◆ The request ◆
List each line in which the string "Innovation" appears.

◆ Input for this task ◆
━━━━

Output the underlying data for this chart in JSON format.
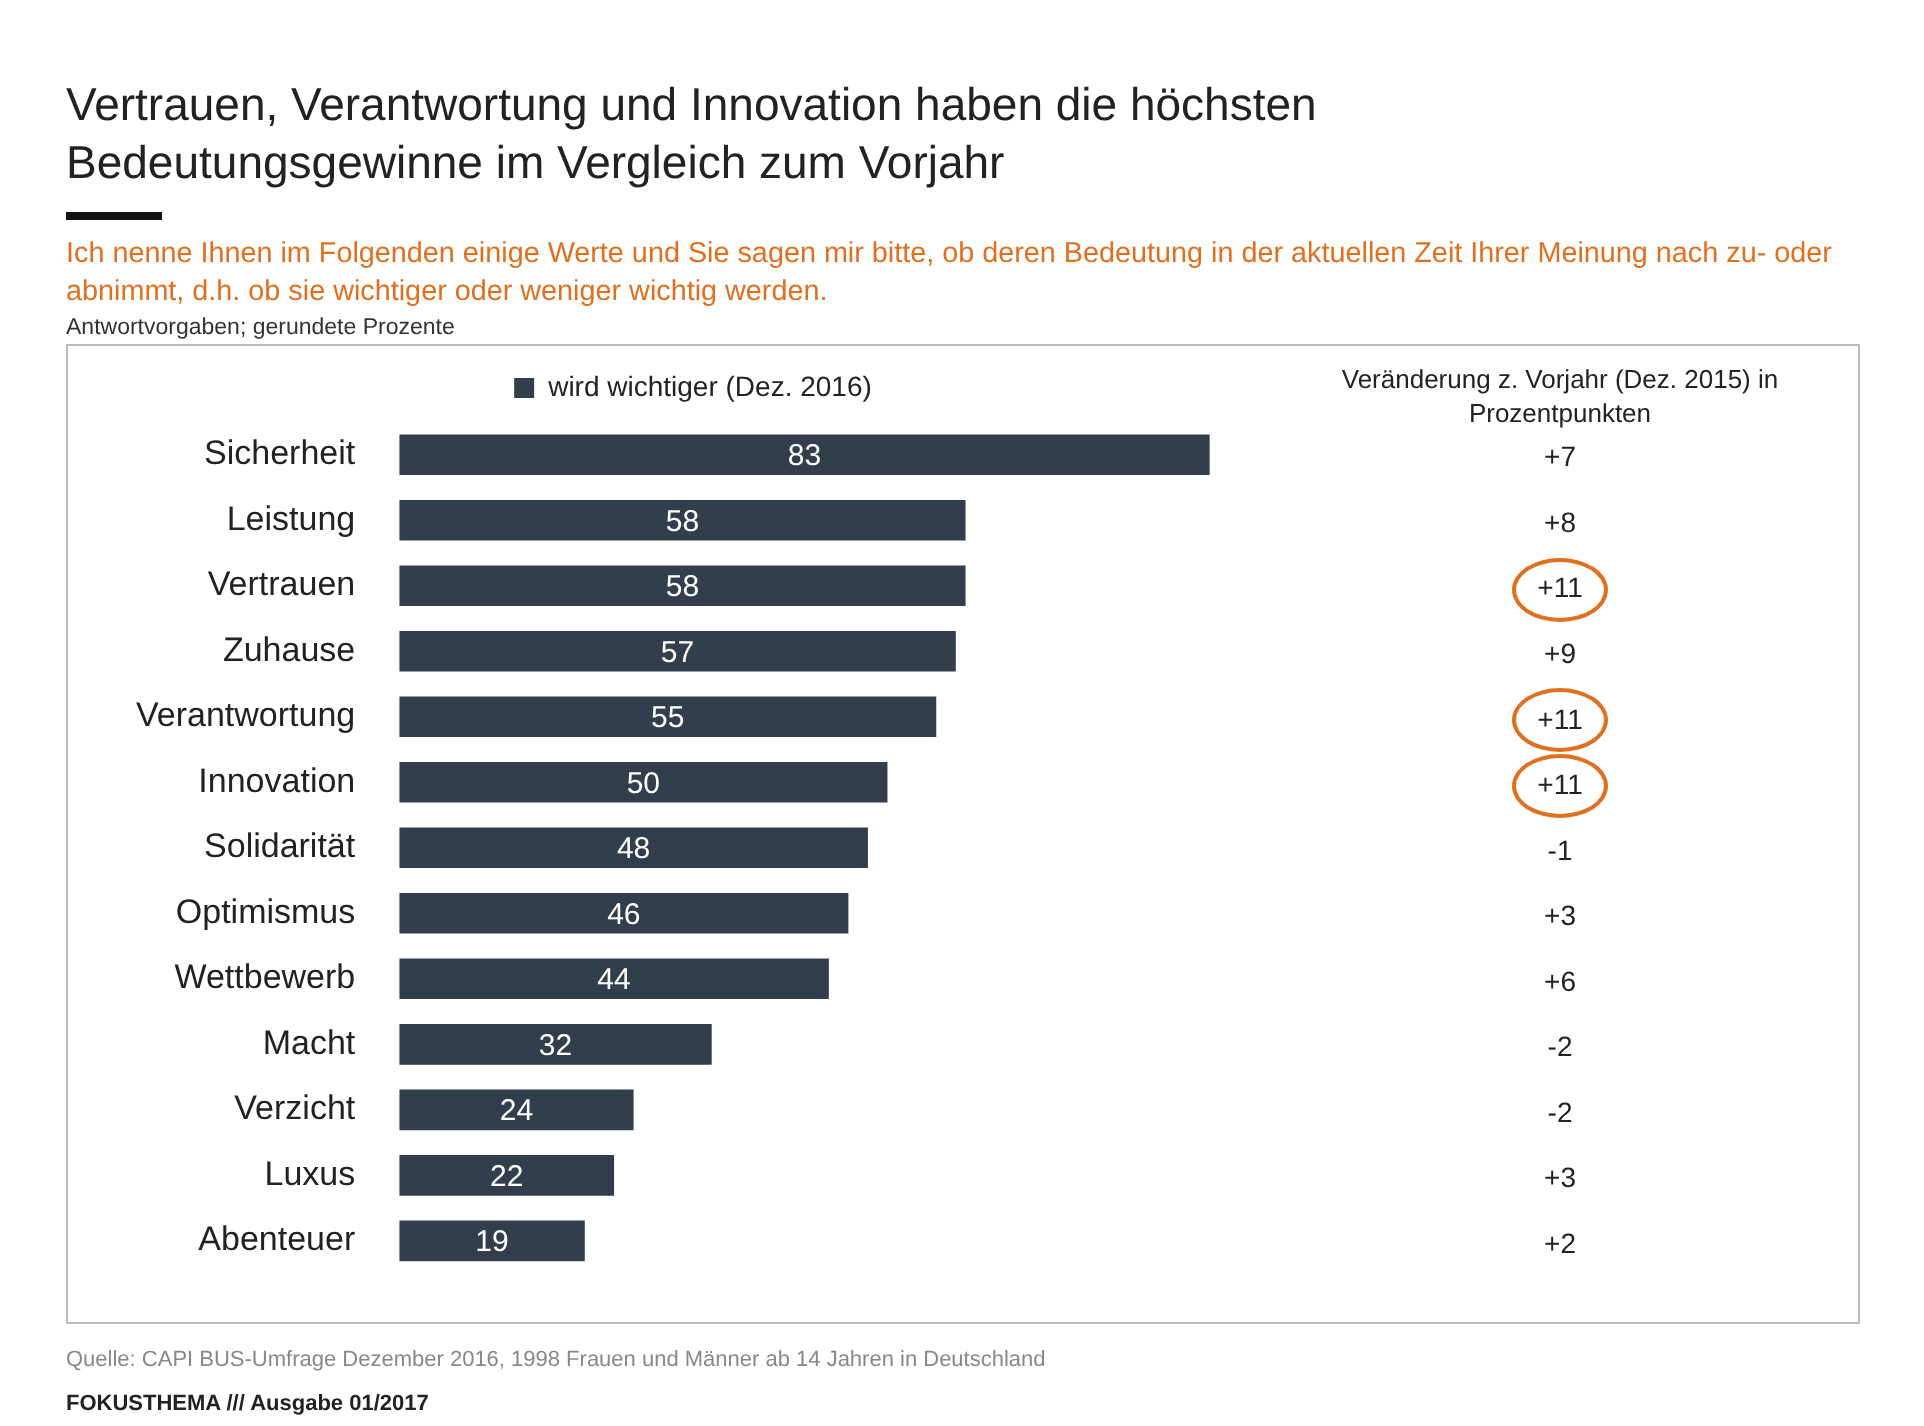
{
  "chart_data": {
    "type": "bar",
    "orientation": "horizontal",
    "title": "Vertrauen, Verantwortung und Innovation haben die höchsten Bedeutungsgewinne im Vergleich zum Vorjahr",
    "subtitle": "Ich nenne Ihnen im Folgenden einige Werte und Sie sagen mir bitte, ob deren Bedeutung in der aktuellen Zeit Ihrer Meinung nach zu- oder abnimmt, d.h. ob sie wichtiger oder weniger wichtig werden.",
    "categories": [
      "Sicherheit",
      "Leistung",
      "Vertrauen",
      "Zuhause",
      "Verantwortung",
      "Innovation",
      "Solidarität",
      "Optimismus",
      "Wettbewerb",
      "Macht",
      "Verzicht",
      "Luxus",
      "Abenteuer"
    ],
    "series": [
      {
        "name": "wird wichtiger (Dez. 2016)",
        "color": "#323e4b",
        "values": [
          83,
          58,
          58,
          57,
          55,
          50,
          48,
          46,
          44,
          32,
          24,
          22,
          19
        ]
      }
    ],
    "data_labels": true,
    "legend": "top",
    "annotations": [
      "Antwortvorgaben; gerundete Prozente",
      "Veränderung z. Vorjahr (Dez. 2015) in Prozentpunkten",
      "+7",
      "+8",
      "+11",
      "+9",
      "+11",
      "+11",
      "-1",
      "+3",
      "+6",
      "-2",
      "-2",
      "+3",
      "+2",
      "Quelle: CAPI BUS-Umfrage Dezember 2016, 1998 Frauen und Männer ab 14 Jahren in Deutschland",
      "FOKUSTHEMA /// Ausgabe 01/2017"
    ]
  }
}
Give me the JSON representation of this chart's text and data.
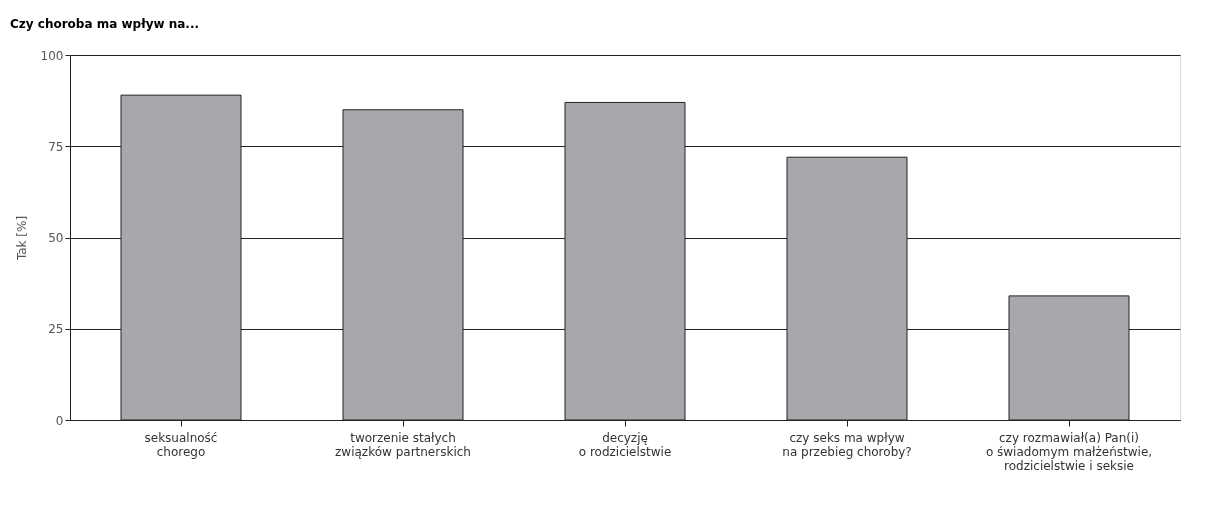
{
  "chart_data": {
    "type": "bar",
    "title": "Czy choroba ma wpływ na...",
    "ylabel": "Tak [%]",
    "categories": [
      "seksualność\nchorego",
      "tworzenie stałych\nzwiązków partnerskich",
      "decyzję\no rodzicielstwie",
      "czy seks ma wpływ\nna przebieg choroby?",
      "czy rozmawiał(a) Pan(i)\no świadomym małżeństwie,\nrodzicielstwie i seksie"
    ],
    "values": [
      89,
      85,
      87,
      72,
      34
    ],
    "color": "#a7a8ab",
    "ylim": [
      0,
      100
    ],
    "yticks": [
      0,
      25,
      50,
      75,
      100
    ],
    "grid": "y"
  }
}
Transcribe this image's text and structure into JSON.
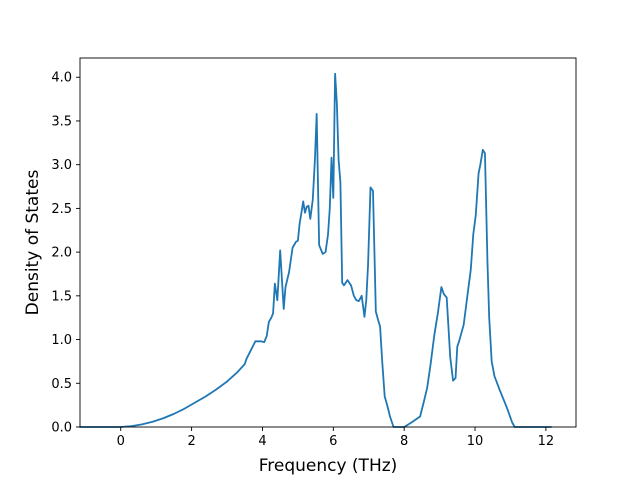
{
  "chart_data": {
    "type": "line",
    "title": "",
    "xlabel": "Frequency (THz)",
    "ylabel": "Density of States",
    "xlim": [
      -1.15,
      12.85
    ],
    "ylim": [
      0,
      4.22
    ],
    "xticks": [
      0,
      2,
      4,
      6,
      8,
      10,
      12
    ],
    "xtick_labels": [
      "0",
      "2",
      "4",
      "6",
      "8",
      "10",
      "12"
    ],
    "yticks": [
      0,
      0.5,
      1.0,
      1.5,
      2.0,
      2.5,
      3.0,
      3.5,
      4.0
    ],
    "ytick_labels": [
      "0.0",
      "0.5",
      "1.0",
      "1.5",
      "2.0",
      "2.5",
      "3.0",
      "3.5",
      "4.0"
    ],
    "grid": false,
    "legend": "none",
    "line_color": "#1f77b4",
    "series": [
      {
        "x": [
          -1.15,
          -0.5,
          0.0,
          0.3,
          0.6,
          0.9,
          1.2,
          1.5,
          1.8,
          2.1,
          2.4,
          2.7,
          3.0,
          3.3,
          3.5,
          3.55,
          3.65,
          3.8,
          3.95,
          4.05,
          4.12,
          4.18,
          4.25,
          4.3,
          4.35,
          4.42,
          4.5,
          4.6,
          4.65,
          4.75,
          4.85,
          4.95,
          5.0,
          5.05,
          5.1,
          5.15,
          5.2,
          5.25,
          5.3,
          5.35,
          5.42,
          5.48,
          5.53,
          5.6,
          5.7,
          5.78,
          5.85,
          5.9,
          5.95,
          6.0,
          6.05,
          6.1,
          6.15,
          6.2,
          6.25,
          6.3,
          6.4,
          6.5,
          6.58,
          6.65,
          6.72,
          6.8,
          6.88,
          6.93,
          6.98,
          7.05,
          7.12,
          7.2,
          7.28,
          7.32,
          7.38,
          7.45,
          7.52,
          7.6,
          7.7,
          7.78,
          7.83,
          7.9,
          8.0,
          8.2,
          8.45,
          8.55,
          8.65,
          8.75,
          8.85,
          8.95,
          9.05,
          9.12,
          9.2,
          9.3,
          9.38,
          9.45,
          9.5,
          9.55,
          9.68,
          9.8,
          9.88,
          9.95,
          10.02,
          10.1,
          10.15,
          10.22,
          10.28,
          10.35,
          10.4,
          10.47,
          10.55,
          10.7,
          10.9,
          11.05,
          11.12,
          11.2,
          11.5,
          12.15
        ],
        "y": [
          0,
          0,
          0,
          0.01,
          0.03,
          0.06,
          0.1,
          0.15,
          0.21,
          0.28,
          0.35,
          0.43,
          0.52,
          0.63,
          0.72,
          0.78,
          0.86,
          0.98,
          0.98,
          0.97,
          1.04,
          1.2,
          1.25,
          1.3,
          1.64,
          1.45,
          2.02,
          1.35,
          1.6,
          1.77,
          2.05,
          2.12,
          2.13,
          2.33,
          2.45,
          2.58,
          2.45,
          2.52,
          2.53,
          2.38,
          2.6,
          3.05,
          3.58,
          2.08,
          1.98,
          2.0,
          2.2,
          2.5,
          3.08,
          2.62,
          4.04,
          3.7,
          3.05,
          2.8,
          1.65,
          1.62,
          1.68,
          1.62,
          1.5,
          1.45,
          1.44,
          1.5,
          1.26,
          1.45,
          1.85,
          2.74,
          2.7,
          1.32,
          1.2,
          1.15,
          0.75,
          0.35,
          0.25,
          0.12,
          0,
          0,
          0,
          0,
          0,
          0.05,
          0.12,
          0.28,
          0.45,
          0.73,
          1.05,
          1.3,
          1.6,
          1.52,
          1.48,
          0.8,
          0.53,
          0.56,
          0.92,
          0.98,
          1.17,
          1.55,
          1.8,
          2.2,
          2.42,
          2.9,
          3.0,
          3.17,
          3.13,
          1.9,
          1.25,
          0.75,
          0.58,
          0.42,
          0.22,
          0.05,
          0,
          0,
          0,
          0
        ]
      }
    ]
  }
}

━━━━

◆ Solution to the problem ◆
    "title": "Vertrauen, Verantwortung und Innovation haben die höchsten Bedeutungsgewinne im Vergleich zum Vorjahr",
      "Innovation",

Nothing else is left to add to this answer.